DESCRIPTION OF THE TASK: Set down the data below without change, skipping the pictures it holds.

○ ○ ○ ○ ○ ○ ○

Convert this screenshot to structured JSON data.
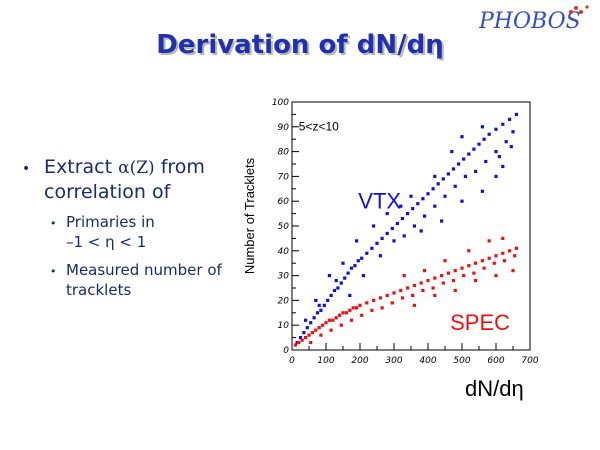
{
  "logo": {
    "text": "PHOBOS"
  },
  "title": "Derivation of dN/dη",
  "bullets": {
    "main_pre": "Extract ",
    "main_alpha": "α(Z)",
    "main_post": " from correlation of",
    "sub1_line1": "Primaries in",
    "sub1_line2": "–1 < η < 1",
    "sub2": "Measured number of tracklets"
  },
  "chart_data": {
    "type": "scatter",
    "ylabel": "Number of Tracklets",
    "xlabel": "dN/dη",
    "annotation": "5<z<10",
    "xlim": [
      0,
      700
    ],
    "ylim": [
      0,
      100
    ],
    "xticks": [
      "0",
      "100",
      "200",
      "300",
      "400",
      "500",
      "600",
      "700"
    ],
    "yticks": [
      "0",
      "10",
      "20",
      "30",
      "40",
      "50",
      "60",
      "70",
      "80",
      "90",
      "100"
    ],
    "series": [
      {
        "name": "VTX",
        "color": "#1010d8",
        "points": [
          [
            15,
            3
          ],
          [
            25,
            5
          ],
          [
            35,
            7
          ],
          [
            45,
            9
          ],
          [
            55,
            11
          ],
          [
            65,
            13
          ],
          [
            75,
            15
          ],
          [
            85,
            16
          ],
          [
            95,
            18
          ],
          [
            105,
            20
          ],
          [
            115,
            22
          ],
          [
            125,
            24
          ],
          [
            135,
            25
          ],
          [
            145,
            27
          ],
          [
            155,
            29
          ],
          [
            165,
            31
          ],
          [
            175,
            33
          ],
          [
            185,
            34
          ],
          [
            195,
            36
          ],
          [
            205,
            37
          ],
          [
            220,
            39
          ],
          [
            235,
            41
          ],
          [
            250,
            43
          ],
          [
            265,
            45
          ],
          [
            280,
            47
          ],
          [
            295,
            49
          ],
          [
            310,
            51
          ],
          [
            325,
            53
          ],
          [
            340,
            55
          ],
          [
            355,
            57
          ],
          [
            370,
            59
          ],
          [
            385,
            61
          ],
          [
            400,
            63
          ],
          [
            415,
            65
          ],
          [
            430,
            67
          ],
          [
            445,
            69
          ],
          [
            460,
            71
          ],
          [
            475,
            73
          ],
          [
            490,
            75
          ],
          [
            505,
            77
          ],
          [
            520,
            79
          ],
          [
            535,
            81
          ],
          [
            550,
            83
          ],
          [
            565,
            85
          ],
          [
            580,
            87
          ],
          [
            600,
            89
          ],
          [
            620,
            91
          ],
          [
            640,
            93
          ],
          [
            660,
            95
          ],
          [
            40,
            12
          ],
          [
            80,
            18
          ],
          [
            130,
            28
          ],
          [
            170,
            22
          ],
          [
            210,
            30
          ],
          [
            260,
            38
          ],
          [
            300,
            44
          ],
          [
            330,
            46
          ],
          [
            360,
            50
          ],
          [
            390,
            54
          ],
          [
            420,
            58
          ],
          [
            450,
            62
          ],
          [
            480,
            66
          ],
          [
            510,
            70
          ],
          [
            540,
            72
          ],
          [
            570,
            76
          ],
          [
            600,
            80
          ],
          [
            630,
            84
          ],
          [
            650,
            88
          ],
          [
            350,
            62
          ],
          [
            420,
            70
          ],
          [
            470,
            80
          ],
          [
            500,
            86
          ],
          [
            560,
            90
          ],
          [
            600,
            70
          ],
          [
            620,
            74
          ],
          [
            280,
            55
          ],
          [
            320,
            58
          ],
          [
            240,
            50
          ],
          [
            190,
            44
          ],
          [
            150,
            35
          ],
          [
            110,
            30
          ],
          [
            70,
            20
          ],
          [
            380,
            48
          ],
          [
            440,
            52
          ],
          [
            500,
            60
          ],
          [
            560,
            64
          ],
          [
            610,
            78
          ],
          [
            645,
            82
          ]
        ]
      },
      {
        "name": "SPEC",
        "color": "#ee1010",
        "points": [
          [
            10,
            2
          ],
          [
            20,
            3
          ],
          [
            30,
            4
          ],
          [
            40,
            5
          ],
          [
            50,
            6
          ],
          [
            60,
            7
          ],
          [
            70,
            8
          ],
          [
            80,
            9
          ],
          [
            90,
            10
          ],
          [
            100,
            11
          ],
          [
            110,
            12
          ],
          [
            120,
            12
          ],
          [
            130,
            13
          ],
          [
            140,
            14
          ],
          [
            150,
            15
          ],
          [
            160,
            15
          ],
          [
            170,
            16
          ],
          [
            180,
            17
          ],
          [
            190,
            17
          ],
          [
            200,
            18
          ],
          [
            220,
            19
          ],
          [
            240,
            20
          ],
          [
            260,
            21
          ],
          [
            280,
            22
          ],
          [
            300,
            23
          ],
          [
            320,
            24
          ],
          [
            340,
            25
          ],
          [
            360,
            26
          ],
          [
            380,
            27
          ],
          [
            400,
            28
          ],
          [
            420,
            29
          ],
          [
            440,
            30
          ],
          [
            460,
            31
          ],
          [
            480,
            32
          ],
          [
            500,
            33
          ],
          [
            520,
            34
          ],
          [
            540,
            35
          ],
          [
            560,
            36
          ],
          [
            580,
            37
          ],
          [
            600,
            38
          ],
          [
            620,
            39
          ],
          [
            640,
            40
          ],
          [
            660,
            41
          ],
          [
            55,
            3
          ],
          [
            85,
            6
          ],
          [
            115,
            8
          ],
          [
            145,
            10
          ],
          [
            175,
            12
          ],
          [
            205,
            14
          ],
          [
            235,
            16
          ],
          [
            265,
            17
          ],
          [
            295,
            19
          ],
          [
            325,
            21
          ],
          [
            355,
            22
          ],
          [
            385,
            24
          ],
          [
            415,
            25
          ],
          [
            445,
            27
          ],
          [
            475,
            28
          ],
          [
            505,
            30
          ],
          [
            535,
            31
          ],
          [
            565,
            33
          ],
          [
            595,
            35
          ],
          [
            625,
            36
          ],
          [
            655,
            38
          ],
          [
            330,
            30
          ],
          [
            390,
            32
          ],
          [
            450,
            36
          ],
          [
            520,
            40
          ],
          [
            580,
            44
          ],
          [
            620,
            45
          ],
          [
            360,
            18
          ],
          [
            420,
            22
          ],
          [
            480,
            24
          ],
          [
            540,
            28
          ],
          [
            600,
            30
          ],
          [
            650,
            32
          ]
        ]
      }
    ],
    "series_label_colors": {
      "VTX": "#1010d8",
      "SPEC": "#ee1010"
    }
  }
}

○ ○ ○ ○ ○ ○ ○

THE SOLUTION:
Convert this screenshot to structured JSON data.
{
  "logo": {
    "text": "PHOBOS"
  },
  "title": "Derivation of dN/dη",
  "bullets": {
    "main_pre": "Extract ",
    "main_alpha": "α(Z)",
    "main_post": " from correlation of",
    "sub1_line1": "Primaries in",
    "sub1_line2": "–1 < η < 1",
    "sub2": "Measured number of tracklets"
  },
  "chart_data": {
    "type": "scatter",
    "ylabel": "Number of Tracklets",
    "xlabel": "dN/dη",
    "annotation": "5<z<10",
    "xlim": [
      0,
      700
    ],
    "ylim": [
      0,
      100
    ],
    "xticks": [
      "0",
      "100",
      "200",
      "300",
      "400",
      "500",
      "600",
      "700"
    ],
    "yticks": [
      "0",
      "10",
      "20",
      "30",
      "40",
      "50",
      "60",
      "70",
      "80",
      "90",
      "100"
    ],
    "series": [
      {
        "name": "VTX",
        "color": "#1010d8",
        "points": [
          [
            15,
            3
          ],
          [
            25,
            5
          ],
          [
            35,
            7
          ],
          [
            45,
            9
          ],
          [
            55,
            11
          ],
          [
            65,
            13
          ],
          [
            75,
            15
          ],
          [
            85,
            16
          ],
          [
            95,
            18
          ],
          [
            105,
            20
          ],
          [
            115,
            22
          ],
          [
            125,
            24
          ],
          [
            135,
            25
          ],
          [
            145,
            27
          ],
          [
            155,
            29
          ],
          [
            165,
            31
          ],
          [
            175,
            33
          ],
          [
            185,
            34
          ],
          [
            195,
            36
          ],
          [
            205,
            37
          ],
          [
            220,
            39
          ],
          [
            235,
            41
          ],
          [
            250,
            43
          ],
          [
            265,
            45
          ],
          [
            280,
            47
          ],
          [
            295,
            49
          ],
          [
            310,
            51
          ],
          [
            325,
            53
          ],
          [
            340,
            55
          ],
          [
            355,
            57
          ],
          [
            370,
            59
          ],
          [
            385,
            61
          ],
          [
            400,
            63
          ],
          [
            415,
            65
          ],
          [
            430,
            67
          ],
          [
            445,
            69
          ],
          [
            460,
            71
          ],
          [
            475,
            73
          ],
          [
            490,
            75
          ],
          [
            505,
            77
          ],
          [
            520,
            79
          ],
          [
            535,
            81
          ],
          [
            550,
            83
          ],
          [
            565,
            85
          ],
          [
            580,
            87
          ],
          [
            600,
            89
          ],
          [
            620,
            91
          ],
          [
            640,
            93
          ],
          [
            660,
            95
          ],
          [
            40,
            12
          ],
          [
            80,
            18
          ],
          [
            130,
            28
          ],
          [
            170,
            22
          ],
          [
            210,
            30
          ],
          [
            260,
            38
          ],
          [
            300,
            44
          ],
          [
            330,
            46
          ],
          [
            360,
            50
          ],
          [
            390,
            54
          ],
          [
            420,
            58
          ],
          [
            450,
            62
          ],
          [
            480,
            66
          ],
          [
            510,
            70
          ],
          [
            540,
            72
          ],
          [
            570,
            76
          ],
          [
            600,
            80
          ],
          [
            630,
            84
          ],
          [
            650,
            88
          ],
          [
            350,
            62
          ],
          [
            420,
            70
          ],
          [
            470,
            80
          ],
          [
            500,
            86
          ],
          [
            560,
            90
          ],
          [
            600,
            70
          ],
          [
            620,
            74
          ],
          [
            280,
            55
          ],
          [
            320,
            58
          ],
          [
            240,
            50
          ],
          [
            190,
            44
          ],
          [
            150,
            35
          ],
          [
            110,
            30
          ],
          [
            70,
            20
          ],
          [
            380,
            48
          ],
          [
            440,
            52
          ],
          [
            500,
            60
          ],
          [
            560,
            64
          ],
          [
            610,
            78
          ],
          [
            645,
            82
          ]
        ]
      },
      {
        "name": "SPEC",
        "color": "#ee1010",
        "points": [
          [
            10,
            2
          ],
          [
            20,
            3
          ],
          [
            30,
            4
          ],
          [
            40,
            5
          ],
          [
            50,
            6
          ],
          [
            60,
            7
          ],
          [
            70,
            8
          ],
          [
            80,
            9
          ],
          [
            90,
            10
          ],
          [
            100,
            11
          ],
          [
            110,
            12
          ],
          [
            120,
            12
          ],
          [
            130,
            13
          ],
          [
            140,
            14
          ],
          [
            150,
            15
          ],
          [
            160,
            15
          ],
          [
            170,
            16
          ],
          [
            180,
            17
          ],
          [
            190,
            17
          ],
          [
            200,
            18
          ],
          [
            220,
            19
          ],
          [
            240,
            20
          ],
          [
            260,
            21
          ],
          [
            280,
            22
          ],
          [
            300,
            23
          ],
          [
            320,
            24
          ],
          [
            340,
            25
          ],
          [
            360,
            26
          ],
          [
            380,
            27
          ],
          [
            400,
            28
          ],
          [
            420,
            29
          ],
          [
            440,
            30
          ],
          [
            460,
            31
          ],
          [
            480,
            32
          ],
          [
            500,
            33
          ],
          [
            520,
            34
          ],
          [
            540,
            35
          ],
          [
            560,
            36
          ],
          [
            580,
            37
          ],
          [
            600,
            38
          ],
          [
            620,
            39
          ],
          [
            640,
            40
          ],
          [
            660,
            41
          ],
          [
            55,
            3
          ],
          [
            85,
            6
          ],
          [
            115,
            8
          ],
          [
            145,
            10
          ],
          [
            175,
            12
          ],
          [
            205,
            14
          ],
          [
            235,
            16
          ],
          [
            265,
            17
          ],
          [
            295,
            19
          ],
          [
            325,
            21
          ],
          [
            355,
            22
          ],
          [
            385,
            24
          ],
          [
            415,
            25
          ],
          [
            445,
            27
          ],
          [
            475,
            28
          ],
          [
            505,
            30
          ],
          [
            535,
            31
          ],
          [
            565,
            33
          ],
          [
            595,
            35
          ],
          [
            625,
            36
          ],
          [
            655,
            38
          ],
          [
            330,
            30
          ],
          [
            390,
            32
          ],
          [
            450,
            36
          ],
          [
            520,
            40
          ],
          [
            580,
            44
          ],
          [
            620,
            45
          ],
          [
            360,
            18
          ],
          [
            420,
            22
          ],
          [
            480,
            24
          ],
          [
            540,
            28
          ],
          [
            600,
            30
          ],
          [
            650,
            32
          ]
        ]
      }
    ],
    "series_label_colors": {
      "VTX": "#1010d8",
      "SPEC": "#ee1010"
    }
  }
}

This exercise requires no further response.